[Extracted records]
"""
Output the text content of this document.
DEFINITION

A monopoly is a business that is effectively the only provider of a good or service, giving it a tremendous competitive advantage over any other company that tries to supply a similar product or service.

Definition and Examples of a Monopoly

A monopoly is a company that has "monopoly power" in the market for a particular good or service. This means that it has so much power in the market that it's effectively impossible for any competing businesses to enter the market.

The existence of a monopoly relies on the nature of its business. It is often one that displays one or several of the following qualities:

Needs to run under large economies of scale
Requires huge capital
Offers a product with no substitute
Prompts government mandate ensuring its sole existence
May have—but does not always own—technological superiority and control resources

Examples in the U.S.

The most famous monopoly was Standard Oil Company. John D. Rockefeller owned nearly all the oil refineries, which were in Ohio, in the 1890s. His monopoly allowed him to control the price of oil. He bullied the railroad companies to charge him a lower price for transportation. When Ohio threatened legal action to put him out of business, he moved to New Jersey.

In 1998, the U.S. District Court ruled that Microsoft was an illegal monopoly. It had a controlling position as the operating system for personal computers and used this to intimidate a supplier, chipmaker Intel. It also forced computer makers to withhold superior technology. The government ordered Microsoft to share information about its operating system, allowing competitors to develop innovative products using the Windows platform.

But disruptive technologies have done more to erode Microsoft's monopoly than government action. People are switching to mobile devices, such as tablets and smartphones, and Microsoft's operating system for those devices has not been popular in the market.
"""
"""
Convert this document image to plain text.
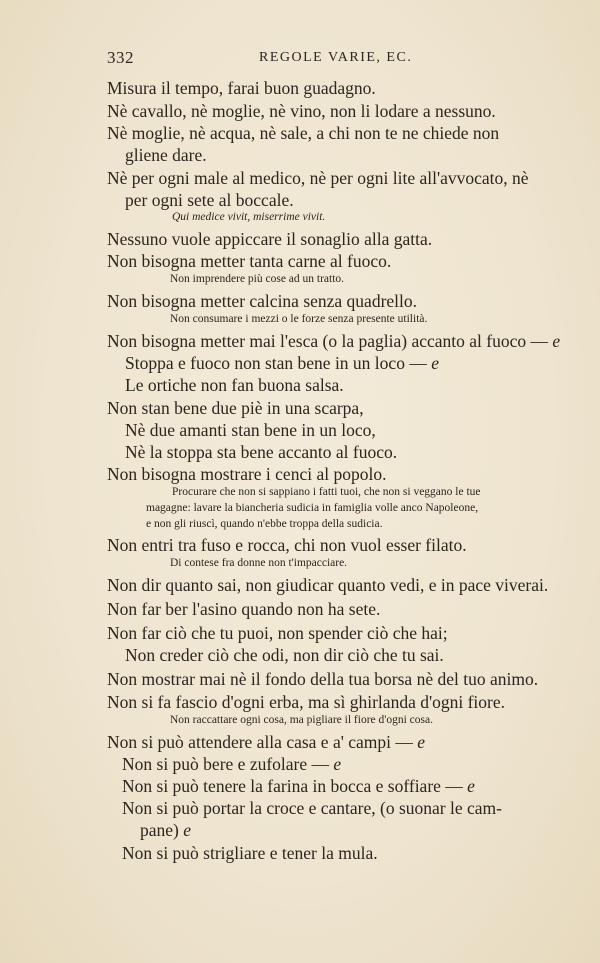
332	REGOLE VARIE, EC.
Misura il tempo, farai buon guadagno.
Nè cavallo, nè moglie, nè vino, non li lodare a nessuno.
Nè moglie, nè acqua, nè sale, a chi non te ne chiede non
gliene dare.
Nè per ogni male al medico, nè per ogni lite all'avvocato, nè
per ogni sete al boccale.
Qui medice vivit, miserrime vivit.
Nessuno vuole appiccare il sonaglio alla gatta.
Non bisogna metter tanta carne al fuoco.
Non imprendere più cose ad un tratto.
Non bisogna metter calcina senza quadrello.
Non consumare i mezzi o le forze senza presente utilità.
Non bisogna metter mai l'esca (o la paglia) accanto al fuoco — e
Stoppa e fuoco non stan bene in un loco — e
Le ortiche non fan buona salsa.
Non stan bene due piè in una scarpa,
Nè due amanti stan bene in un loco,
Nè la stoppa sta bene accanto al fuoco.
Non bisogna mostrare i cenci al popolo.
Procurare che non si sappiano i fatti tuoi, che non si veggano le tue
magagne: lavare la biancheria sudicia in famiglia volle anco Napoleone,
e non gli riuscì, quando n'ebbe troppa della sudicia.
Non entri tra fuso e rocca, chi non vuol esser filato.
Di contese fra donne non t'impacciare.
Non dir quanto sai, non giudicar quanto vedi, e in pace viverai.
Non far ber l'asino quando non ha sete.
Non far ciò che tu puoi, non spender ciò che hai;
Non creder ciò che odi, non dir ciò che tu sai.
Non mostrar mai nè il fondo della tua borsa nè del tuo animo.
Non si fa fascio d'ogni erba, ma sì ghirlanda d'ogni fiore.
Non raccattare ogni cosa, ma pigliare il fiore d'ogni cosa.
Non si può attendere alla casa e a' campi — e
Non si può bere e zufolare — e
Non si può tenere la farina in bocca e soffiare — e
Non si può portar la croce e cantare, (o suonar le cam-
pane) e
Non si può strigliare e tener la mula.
"""
Exercise directions: Identify how many lines in the entries above include the string "sudicia", then state that number alone.

Solved problem: 2